TASK TO COMPLETE |
Copy the entries verbatim, starting from the first line and continuing through the line that contains "table-row [1,358,640,375]", with both of those lines included.

____________________

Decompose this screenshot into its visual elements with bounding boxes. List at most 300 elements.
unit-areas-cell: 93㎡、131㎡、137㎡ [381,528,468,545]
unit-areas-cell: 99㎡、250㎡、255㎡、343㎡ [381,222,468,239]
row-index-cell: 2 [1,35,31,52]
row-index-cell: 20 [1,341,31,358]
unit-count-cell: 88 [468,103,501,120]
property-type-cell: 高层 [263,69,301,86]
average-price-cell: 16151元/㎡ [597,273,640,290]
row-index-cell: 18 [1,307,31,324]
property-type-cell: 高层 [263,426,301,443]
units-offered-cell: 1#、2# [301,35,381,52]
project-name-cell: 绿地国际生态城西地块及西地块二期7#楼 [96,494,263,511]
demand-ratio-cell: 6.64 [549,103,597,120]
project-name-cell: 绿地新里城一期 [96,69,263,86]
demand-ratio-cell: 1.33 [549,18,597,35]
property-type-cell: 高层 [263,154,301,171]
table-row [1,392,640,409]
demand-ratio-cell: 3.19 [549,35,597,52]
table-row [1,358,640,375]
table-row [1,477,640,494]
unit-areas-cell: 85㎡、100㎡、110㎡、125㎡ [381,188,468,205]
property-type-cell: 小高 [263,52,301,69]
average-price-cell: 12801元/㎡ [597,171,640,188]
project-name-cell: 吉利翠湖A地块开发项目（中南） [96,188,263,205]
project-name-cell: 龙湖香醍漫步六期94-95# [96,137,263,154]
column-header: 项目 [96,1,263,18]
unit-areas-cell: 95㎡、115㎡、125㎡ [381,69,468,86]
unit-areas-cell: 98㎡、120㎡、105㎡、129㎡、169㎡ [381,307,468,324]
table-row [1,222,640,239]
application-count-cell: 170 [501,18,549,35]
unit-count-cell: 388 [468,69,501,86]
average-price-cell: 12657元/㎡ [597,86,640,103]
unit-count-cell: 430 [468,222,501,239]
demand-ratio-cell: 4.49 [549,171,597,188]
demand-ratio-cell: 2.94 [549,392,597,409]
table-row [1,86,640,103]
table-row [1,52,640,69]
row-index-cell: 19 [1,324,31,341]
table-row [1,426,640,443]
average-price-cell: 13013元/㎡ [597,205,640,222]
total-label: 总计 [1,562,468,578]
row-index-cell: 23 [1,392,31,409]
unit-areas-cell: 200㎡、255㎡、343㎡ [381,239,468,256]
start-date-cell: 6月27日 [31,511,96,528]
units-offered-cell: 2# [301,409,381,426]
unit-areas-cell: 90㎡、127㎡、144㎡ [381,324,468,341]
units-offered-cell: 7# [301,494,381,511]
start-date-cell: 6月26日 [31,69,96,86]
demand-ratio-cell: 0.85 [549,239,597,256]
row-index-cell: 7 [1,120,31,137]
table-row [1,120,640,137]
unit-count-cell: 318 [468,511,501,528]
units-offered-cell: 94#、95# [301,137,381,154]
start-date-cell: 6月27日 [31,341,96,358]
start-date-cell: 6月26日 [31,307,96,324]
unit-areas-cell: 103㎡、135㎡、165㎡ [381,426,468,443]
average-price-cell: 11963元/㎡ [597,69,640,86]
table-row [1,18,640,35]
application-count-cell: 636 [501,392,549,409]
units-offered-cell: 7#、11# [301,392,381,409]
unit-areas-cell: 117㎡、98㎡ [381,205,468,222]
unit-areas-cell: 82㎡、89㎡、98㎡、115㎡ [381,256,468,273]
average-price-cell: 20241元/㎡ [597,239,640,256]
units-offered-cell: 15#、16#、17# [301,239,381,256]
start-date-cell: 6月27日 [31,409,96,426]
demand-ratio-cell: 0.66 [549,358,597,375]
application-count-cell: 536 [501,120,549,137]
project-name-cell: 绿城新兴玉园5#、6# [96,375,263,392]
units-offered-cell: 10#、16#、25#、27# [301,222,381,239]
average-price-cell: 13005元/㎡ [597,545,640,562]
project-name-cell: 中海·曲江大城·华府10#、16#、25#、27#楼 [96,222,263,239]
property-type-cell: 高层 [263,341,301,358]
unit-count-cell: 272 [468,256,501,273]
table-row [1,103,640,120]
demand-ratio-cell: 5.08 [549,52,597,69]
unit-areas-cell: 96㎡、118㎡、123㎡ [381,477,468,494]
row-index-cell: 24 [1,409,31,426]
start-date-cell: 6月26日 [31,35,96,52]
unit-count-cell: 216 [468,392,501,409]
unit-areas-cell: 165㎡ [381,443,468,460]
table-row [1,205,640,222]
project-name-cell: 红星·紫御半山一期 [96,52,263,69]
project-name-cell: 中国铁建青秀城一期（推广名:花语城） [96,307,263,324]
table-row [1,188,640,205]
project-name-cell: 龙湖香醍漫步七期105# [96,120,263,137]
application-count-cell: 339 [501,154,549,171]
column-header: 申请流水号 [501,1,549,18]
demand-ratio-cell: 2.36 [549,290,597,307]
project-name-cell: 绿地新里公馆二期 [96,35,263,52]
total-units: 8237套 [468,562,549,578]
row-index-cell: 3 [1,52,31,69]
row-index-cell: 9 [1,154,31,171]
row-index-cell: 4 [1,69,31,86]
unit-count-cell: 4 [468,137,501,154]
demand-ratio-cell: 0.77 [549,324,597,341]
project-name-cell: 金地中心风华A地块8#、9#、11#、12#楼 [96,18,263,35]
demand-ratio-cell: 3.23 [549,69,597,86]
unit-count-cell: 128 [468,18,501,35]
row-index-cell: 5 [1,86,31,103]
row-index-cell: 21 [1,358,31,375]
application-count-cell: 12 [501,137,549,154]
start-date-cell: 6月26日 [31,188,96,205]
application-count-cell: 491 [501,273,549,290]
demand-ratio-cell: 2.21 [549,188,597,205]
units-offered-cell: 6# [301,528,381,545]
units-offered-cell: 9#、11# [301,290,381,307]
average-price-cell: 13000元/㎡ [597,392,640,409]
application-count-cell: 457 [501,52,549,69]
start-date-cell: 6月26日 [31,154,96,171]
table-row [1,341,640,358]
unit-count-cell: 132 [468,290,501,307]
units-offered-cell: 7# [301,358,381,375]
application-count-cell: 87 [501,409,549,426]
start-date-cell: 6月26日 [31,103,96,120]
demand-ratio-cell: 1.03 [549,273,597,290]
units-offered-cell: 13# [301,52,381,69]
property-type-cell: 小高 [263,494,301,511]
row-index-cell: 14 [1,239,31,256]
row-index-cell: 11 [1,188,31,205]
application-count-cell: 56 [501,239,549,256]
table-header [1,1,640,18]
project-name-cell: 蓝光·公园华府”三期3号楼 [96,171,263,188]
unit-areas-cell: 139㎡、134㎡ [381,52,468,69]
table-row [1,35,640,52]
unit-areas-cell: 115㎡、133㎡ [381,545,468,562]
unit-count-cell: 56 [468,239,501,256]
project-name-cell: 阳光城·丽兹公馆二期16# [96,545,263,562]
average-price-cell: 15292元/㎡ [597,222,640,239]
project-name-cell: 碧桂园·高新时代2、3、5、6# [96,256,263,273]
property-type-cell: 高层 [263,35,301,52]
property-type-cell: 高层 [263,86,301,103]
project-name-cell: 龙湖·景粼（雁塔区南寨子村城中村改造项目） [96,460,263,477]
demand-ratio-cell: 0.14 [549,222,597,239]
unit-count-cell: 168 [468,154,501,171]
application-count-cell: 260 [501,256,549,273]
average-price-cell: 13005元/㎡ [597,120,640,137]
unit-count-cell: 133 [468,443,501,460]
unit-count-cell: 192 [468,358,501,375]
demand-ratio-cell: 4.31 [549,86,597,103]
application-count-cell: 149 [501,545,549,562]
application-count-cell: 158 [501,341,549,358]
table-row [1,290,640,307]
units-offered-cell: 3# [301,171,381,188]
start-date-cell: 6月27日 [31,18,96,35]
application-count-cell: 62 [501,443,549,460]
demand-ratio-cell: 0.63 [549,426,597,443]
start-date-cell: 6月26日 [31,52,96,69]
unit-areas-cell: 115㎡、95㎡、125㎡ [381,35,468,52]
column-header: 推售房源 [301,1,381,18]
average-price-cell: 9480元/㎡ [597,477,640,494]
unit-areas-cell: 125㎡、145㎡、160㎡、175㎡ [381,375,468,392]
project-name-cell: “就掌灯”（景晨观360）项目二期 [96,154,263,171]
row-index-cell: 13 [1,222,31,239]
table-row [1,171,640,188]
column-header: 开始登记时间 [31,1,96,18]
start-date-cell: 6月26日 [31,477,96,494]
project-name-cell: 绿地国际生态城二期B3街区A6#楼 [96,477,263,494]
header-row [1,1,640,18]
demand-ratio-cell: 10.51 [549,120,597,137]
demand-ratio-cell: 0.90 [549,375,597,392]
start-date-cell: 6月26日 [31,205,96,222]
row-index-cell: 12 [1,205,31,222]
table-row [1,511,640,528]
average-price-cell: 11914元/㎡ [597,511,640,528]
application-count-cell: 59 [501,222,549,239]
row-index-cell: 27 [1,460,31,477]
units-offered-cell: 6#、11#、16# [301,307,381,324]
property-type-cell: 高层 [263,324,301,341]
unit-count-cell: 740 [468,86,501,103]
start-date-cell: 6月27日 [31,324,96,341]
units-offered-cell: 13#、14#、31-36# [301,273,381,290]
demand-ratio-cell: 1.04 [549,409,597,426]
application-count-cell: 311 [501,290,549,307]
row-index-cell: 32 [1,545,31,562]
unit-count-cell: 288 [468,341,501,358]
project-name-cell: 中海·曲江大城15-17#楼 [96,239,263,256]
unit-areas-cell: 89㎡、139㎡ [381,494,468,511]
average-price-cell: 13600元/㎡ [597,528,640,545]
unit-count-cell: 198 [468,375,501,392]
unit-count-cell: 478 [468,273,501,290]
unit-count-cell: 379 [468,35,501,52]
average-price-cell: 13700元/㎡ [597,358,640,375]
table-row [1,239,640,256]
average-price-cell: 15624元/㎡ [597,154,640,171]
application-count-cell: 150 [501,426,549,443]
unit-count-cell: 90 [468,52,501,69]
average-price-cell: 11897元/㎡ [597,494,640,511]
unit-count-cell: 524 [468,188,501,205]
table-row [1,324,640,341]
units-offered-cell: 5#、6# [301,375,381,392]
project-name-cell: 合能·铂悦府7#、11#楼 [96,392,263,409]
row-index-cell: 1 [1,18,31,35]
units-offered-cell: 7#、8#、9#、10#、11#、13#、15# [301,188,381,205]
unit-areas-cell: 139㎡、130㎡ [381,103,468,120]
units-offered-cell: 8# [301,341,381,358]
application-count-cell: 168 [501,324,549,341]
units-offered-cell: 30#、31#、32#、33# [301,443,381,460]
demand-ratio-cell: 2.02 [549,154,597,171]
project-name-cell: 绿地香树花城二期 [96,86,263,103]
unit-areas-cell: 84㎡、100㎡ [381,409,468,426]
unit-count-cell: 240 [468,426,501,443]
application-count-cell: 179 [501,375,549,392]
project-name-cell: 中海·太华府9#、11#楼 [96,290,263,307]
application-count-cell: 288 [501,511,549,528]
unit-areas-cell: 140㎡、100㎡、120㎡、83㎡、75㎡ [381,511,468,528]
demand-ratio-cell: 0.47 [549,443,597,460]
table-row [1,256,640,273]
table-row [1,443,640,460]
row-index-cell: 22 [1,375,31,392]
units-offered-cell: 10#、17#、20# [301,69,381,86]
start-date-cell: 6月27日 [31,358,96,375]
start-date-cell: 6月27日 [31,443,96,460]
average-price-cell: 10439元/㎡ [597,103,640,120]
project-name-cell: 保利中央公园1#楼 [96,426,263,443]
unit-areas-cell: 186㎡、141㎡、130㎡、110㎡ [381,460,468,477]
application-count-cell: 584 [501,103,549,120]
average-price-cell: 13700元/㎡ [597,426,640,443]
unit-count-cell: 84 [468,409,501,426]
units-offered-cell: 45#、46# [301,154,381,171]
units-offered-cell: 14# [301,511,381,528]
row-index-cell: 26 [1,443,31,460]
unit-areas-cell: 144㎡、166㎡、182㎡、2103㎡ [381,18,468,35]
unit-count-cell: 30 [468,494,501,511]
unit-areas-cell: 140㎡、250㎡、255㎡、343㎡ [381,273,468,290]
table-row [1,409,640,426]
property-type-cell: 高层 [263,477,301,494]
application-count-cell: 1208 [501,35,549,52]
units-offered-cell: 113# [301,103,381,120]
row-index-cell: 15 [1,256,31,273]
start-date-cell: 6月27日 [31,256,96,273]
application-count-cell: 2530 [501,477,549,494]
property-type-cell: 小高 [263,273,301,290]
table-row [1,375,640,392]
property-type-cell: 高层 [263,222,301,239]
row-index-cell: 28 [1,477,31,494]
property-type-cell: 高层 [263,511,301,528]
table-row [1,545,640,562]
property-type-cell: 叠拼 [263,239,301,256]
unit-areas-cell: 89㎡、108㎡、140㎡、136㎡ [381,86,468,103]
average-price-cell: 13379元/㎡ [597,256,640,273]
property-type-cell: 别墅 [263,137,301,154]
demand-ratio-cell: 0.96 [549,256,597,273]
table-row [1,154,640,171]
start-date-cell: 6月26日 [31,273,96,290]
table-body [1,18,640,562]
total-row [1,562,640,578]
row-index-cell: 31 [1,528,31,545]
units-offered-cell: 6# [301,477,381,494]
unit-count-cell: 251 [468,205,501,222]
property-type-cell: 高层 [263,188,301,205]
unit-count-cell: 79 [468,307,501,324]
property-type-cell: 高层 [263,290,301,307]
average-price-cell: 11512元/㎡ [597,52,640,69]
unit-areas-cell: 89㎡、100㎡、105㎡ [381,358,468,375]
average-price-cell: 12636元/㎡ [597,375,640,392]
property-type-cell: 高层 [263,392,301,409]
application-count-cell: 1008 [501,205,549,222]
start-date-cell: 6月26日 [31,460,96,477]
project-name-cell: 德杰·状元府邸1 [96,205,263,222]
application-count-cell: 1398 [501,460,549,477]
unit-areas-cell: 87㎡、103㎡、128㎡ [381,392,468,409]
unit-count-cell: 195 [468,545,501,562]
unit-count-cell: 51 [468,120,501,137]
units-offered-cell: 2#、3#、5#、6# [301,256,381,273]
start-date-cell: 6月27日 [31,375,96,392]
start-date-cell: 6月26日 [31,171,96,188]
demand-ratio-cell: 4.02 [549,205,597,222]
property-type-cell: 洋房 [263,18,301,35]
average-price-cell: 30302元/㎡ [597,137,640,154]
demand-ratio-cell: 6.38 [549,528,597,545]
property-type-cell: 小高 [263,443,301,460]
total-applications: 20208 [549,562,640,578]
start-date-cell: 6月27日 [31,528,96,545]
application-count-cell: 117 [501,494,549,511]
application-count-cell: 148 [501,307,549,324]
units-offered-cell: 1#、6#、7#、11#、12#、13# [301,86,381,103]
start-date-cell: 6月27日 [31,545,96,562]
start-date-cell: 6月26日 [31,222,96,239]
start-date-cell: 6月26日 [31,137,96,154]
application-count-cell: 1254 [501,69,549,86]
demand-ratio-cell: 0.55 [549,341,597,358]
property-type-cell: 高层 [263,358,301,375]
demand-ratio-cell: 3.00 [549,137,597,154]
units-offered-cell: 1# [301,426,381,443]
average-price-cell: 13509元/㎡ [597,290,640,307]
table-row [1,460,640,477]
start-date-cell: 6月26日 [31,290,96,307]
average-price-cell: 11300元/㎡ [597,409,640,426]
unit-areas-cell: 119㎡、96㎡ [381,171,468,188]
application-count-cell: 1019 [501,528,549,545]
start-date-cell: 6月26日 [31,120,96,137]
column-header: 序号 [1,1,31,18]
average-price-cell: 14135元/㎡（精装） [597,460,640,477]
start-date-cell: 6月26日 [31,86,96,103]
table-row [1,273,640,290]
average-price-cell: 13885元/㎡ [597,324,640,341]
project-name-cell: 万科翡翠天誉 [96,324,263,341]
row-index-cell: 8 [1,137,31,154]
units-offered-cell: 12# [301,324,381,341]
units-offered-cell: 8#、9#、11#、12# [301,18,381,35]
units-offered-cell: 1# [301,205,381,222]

____________________

FULL OUTPUT |
Decompose this screenshot into its visual elements with bounding boxes. List at most 300 elements.
unit-areas-cell: 93㎡、131㎡、137㎡ [381,528,468,545]
unit-areas-cell: 99㎡、250㎡、255㎡、343㎡ [381,222,468,239]
row-index-cell: 2 [1,35,31,52]
row-index-cell: 20 [1,341,31,358]
unit-count-cell: 88 [468,103,501,120]
property-type-cell: 高层 [263,69,301,86]
average-price-cell: 16151元/㎡ [597,273,640,290]
row-index-cell: 18 [1,307,31,324]
property-type-cell: 高层 [263,426,301,443]
units-offered-cell: 1#、2# [301,35,381,52]
project-name-cell: 绿地国际生态城西地块及西地块二期7#楼 [96,494,263,511]
demand-ratio-cell: 6.64 [549,103,597,120]
project-name-cell: 绿地新里城一期 [96,69,263,86]
demand-ratio-cell: 1.33 [549,18,597,35]
property-type-cell: 高层 [263,154,301,171]
table-row [1,392,640,409]
demand-ratio-cell: 3.19 [549,35,597,52]
table-row [1,358,640,375]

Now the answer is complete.